* begin RECORDS PROVIDED *

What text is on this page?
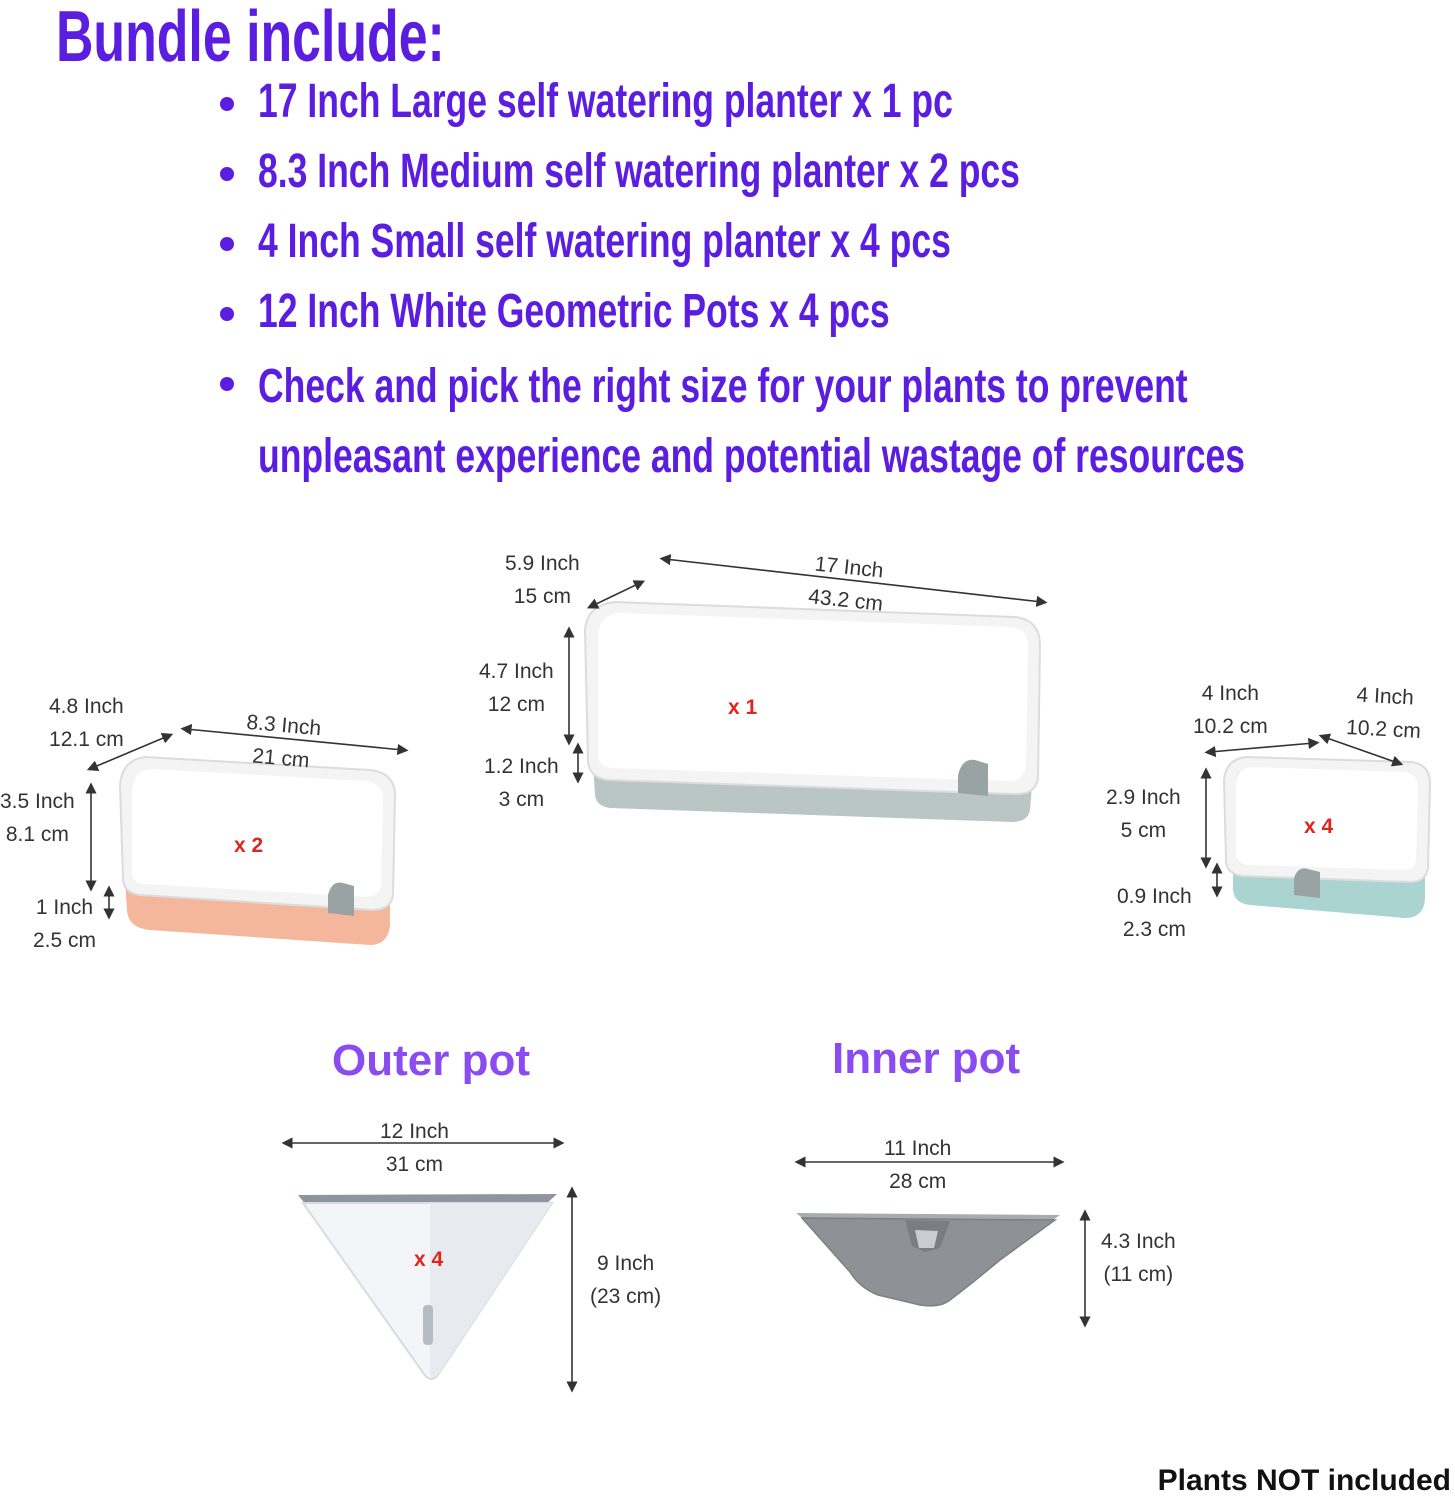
Bundle include:
17 Inch Large self watering planter x 1 pc
8.3 Inch Medium self watering planter x 2 pcs
4 Inch Small self watering planter x 4 pcs
12 Inch White Geometric Pots x 4 pcs
Check and pick the right size for your plants to prevent unpleasant experience and potential wastage of resources
5.9 Inch
15 cm
17 Inch
43.2 cm
4.7 Inch
12 cm
1.2 Inch
3 cm
x 1
4.8 Inch
12.1 cm	8.3 Inch
21 cm
3.5 Inch
8.1 cm
1 Inch
2.5 cm
x 2
4 Inch
10.2 cm
4 Inch
10.2 cm
2.9 Inch
5 cm
0.9 Inch
2.3 cm
x 4
Outer pot
12 Inch
31 cm
9 Inch
(23 cm)
x 4
Inner pot
11 Inch
28 cm
4.3 Inch
(11 cm)
Plants NOT included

* end RECORDS PROVIDED *

EXERCISE DIRECTIONS =>
The records shown above are to be repeated exactly, with the pictures left out.

EXERCISE ANSWER =>
What text is on this page?
Bundle include:
17 Inch Large self watering planter x 1 pc
8.3 Inch Medium self watering planter x 2 pcs
4 Inch Small self watering planter x 4 pcs
12 Inch White Geometric Pots x 4 pcs
Check and pick the right size for your plants to prevent unpleasant experience and potential wastage of resources
5.9 Inch
15 cm
17 Inch
43.2 cm
4.7 Inch
12 cm
1.2 Inch
3 cm
x 1
4.8 Inch
12.1 cm	8.3 Inch
21 cm
3.5 Inch
8.1 cm
1 Inch
2.5 cm
x 2
4 Inch
10.2 cm
4 Inch
10.2 cm
2.9 Inch
5 cm
0.9 Inch
2.3 cm
x 4
Outer pot
12 Inch
31 cm
9 Inch
(23 cm)
x 4
Inner pot
11 Inch
28 cm
4.3 Inch
(11 cm)
Plants NOT included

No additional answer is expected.